Raw data:
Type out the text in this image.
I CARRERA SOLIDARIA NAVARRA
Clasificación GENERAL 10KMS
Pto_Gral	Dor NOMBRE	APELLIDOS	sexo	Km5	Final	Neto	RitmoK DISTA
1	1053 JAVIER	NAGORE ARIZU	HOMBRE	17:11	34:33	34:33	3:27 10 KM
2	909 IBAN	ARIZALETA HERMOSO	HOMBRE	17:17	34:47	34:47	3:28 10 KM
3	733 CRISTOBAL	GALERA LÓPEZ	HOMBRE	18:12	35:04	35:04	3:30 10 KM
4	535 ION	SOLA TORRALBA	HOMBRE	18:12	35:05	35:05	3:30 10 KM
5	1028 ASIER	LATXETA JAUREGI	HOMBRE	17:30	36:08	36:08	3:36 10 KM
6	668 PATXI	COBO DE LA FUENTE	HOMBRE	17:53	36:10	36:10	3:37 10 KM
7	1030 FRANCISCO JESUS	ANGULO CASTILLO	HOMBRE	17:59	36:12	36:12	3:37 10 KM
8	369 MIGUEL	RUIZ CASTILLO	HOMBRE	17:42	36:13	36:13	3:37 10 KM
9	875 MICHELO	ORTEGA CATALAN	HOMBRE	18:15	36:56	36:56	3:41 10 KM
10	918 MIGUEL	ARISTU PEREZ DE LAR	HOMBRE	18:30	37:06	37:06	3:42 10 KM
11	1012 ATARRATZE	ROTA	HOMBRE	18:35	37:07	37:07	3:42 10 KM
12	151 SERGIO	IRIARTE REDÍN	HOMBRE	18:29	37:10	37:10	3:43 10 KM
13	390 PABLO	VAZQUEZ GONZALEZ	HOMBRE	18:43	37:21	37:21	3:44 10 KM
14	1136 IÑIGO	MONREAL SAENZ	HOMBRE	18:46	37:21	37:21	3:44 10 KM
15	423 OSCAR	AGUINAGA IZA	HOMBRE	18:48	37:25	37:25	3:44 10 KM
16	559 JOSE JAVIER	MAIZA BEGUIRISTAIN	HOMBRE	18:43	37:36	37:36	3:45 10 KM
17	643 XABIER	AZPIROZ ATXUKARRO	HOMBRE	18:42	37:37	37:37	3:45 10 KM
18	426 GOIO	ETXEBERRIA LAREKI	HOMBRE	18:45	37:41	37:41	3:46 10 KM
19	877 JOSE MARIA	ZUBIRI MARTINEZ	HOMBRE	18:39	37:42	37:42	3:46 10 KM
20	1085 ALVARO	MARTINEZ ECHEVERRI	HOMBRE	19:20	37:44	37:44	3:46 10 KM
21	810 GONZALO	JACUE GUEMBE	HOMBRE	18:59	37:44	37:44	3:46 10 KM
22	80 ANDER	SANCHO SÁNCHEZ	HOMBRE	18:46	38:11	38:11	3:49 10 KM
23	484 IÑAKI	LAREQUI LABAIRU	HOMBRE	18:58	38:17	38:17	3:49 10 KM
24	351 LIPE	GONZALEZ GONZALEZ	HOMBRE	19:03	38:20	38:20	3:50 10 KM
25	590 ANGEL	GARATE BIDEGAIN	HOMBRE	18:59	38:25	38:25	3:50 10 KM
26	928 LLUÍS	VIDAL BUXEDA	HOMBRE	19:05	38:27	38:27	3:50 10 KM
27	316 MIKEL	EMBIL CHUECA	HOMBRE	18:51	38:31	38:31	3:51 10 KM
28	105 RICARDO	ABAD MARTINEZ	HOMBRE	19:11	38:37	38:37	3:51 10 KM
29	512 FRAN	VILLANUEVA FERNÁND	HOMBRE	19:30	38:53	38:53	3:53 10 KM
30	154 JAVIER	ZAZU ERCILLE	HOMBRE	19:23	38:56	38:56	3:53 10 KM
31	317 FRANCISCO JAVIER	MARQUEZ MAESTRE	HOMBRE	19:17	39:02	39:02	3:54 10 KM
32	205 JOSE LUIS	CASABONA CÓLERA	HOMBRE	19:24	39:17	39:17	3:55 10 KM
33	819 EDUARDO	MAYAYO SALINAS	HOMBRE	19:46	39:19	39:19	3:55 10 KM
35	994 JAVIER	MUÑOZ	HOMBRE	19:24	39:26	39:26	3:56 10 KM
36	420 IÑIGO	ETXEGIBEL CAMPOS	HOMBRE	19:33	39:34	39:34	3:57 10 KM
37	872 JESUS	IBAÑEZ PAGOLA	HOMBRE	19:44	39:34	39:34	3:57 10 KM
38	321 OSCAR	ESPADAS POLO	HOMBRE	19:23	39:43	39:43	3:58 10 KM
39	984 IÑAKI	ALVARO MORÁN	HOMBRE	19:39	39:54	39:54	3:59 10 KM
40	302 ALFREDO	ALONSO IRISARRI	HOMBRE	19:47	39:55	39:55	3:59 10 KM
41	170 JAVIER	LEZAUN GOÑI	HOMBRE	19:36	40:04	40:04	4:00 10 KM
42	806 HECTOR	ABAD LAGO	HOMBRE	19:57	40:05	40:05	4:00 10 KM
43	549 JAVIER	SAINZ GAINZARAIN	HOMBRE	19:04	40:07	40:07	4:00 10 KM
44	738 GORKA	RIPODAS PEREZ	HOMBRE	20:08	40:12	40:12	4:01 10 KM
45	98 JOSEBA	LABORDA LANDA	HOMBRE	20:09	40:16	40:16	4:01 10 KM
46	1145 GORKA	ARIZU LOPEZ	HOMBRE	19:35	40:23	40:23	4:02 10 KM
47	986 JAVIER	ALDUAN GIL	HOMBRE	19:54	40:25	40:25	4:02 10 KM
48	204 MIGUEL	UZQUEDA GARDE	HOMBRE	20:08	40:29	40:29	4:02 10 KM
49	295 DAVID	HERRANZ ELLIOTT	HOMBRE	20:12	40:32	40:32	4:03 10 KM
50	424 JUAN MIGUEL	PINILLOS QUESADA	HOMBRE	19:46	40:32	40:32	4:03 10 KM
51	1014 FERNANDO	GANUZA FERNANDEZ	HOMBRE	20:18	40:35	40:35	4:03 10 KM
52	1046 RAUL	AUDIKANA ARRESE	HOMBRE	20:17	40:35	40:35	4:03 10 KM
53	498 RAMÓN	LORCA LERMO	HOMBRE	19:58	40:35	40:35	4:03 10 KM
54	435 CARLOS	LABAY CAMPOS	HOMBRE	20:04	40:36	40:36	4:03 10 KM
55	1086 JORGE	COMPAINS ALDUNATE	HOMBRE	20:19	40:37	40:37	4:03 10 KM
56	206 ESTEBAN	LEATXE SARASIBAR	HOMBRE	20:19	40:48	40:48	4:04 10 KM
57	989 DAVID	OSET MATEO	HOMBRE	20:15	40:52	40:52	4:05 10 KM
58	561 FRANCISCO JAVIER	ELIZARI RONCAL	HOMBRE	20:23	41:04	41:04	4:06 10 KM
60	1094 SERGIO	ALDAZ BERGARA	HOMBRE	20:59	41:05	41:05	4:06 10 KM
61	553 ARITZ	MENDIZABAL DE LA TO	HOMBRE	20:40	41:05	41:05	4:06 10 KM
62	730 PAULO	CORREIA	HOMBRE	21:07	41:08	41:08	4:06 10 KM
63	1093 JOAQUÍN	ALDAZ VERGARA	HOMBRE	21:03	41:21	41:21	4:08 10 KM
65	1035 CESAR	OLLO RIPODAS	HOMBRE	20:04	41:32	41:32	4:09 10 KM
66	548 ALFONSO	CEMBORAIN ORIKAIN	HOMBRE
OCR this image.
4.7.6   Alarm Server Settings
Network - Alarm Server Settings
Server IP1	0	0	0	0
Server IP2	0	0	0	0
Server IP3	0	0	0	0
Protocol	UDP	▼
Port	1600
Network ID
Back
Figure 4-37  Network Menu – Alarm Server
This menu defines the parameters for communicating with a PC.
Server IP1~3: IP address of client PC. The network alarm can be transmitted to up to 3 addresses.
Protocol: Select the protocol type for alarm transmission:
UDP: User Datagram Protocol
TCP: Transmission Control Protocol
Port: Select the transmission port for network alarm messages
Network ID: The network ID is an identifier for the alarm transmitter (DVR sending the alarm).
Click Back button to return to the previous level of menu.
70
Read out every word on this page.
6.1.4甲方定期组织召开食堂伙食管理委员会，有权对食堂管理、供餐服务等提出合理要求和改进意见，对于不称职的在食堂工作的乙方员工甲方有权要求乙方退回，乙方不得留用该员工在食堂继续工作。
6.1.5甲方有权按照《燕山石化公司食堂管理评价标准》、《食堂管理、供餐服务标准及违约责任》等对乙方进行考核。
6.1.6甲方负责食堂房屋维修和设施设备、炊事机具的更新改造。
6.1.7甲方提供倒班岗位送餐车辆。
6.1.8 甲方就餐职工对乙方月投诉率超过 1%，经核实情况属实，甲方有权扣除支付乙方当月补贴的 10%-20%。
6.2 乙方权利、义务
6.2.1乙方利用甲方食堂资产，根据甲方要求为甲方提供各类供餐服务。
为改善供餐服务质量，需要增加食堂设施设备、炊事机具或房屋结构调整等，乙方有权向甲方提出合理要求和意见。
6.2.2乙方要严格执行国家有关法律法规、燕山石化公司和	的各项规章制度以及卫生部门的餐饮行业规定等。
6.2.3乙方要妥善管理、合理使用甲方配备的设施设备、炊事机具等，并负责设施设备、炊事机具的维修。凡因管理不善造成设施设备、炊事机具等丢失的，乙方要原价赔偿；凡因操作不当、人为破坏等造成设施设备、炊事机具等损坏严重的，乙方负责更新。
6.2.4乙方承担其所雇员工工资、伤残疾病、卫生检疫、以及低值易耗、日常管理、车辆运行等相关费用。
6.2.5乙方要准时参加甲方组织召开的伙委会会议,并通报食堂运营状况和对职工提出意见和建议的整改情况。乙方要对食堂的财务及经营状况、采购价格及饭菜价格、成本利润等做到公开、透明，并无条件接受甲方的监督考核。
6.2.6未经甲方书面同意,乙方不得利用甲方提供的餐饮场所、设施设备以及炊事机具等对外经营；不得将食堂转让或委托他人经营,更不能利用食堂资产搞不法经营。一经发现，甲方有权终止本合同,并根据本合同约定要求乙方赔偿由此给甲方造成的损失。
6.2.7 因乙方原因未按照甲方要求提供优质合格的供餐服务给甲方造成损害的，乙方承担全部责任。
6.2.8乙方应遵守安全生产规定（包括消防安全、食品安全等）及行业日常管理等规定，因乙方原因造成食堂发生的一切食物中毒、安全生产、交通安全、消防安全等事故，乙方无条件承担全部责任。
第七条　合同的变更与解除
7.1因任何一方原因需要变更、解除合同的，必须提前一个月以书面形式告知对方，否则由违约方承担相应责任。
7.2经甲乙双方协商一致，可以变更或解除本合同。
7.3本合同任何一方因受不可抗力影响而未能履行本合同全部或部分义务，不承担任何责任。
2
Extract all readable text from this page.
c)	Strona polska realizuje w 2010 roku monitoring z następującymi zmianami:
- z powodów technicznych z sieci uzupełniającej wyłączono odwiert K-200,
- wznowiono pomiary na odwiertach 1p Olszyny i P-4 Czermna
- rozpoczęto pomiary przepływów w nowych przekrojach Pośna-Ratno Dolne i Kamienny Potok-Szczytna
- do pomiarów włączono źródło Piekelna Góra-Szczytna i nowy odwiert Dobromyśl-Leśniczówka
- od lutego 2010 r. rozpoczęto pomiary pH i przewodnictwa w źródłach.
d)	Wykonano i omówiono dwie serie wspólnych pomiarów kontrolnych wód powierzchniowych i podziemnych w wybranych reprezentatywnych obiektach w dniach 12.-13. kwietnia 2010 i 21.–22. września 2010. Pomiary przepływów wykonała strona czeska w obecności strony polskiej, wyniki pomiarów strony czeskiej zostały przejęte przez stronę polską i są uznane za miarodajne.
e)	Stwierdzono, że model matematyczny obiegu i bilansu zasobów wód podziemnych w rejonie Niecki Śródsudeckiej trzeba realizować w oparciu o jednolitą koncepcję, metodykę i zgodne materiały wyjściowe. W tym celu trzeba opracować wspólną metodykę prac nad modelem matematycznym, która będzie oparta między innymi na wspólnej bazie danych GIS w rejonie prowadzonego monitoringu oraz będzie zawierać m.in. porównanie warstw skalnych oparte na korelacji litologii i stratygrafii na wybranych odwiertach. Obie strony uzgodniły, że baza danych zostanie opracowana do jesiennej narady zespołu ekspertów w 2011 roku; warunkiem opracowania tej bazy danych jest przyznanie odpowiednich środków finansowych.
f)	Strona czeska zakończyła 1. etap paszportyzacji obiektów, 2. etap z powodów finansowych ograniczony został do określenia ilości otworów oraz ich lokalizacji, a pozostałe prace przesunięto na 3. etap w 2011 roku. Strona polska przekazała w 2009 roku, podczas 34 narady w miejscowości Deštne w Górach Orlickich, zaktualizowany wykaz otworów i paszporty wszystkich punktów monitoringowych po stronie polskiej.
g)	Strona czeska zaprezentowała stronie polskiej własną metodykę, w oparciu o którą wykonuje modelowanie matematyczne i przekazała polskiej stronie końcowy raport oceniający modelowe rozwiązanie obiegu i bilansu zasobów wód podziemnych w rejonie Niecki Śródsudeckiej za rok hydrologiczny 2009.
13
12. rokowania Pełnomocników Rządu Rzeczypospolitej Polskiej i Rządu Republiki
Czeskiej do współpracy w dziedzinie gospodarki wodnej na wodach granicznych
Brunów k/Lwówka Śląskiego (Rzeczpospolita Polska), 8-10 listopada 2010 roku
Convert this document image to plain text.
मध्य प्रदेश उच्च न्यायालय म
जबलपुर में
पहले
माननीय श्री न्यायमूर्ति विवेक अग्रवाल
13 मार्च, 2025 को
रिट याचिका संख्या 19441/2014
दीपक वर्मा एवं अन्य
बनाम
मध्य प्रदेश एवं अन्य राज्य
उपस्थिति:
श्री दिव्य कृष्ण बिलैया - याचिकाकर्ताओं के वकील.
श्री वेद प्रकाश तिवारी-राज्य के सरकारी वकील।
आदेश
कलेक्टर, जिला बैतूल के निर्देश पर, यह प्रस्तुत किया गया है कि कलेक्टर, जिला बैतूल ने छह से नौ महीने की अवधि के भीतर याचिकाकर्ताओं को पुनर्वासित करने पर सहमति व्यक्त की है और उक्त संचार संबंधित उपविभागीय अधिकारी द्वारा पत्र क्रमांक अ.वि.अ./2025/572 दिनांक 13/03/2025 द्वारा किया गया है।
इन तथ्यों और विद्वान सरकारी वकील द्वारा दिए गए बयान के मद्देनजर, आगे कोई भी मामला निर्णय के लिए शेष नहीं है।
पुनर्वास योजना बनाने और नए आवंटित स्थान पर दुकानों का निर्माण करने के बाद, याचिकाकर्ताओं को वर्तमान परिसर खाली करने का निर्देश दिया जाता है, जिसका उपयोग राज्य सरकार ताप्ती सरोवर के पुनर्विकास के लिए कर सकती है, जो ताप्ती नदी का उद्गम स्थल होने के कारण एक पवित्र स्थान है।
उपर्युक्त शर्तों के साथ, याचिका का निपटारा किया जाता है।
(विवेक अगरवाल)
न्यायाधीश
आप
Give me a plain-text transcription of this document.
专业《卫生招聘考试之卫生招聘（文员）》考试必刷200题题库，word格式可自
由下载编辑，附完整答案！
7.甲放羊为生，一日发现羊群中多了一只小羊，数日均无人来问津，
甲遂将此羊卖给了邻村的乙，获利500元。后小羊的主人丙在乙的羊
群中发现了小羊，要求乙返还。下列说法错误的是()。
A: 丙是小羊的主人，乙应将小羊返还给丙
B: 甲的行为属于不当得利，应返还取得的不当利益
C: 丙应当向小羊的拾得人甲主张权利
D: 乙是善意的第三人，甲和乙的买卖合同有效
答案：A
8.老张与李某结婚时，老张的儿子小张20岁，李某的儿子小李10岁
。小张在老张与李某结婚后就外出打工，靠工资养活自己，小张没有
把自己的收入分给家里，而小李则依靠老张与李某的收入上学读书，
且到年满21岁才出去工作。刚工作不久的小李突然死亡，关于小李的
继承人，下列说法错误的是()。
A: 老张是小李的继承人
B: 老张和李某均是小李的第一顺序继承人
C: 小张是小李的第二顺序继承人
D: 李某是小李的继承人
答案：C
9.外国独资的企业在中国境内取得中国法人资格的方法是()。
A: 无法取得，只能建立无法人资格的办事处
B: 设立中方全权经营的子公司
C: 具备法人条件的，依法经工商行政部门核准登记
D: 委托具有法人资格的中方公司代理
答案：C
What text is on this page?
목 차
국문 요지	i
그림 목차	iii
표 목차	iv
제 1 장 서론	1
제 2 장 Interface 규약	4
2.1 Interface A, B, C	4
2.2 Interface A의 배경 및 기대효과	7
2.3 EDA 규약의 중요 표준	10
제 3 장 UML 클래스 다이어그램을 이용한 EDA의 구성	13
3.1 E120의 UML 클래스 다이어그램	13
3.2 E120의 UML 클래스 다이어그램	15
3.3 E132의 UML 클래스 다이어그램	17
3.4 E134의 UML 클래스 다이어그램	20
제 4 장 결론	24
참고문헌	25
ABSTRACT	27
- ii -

What is required:
Locate the line that contains "What text is on this page?", then please quote it and every line after it to the end of the entries above, exactly and with nothing else.

Completed task:
What text is on this page?
목 차
국문 요지	i
그림 목차	iii
표 목차	iv
제 1 장 서론	1
제 2 장 Interface 규약	4
2.1 Interface A, B, C	4
2.2 Interface A의 배경 및 기대효과	7
2.3 EDA 규약의 중요 표준	10
제 3 장 UML 클래스 다이어그램을 이용한 EDA의 구성	13
3.1 E120의 UML 클래스 다이어그램	13
3.2 E120의 UML 클래스 다이어그램	15
3.3 E132의 UML 클래스 다이어그램	17
3.4 E134의 UML 클래스 다이어그램	20
제 4 장 결론	24
참고문헌	25
ABSTRACT	27
- ii -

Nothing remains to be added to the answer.